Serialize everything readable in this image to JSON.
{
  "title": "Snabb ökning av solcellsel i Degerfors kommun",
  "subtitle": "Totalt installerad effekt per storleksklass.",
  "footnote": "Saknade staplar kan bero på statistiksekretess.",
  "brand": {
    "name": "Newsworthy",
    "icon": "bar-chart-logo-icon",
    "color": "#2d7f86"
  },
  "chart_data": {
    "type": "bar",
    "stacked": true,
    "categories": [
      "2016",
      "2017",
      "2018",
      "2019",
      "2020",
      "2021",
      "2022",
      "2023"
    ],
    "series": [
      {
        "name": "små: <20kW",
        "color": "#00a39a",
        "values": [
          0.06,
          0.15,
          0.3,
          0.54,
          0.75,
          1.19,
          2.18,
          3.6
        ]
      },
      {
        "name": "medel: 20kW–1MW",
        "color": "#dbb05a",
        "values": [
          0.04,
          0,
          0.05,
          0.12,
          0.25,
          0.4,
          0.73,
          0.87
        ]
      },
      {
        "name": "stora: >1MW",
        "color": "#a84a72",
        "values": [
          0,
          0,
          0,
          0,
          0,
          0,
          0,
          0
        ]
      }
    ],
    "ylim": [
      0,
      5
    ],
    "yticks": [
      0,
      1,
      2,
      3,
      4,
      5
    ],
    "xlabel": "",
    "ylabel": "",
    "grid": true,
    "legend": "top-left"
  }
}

○ ○ ○ ○ ○ ○ ○

#### Task brief:
Repeat the data precisely, line by line.

#### Completed exercise:
Serialize everything readable in this image to JSON.
{
  "title": "Snabb ökning av solcellsel i Degerfors kommun",
  "subtitle": "Totalt installerad effekt per storleksklass.",
  "footnote": "Saknade staplar kan bero på statistiksekretess.",
  "brand": {
    "name": "Newsworthy",
    "icon": "bar-chart-logo-icon",
    "color": "#2d7f86"
  },
  "chart_data": {
    "type": "bar",
    "stacked": true,
    "categories": [
      "2016",
      "2017",
      "2018",
      "2019",
      "2020",
      "2021",
      "2022",
      "2023"
    ],
    "series": [
      {
        "name": "små: <20kW",
        "color": "#00a39a",
        "values": [
          0.06,
          0.15,
          0.3,
          0.54,
          0.75,
          1.19,
          2.18,
          3.6
        ]
      },
      {
        "name": "medel: 20kW–1MW",
        "color": "#dbb05a",
        "values": [
          0.04,
          0,
          0.05,
          0.12,
          0.25,
          0.4,
          0.73,
          0.87
        ]
      },
      {
        "name": "stora: >1MW",
        "color": "#a84a72",
        "values": [
          0,
          0,
          0,
          0,
          0,
          0,
          0,
          0
        ]
      }
    ],
    "ylim": [
      0,
      5
    ],
    "yticks": [
      0,
      1,
      2,
      3,
      4,
      5
    ],
    "xlabel": "",
    "ylabel": "",
    "grid": true,
    "legend": "top-left"
  }
}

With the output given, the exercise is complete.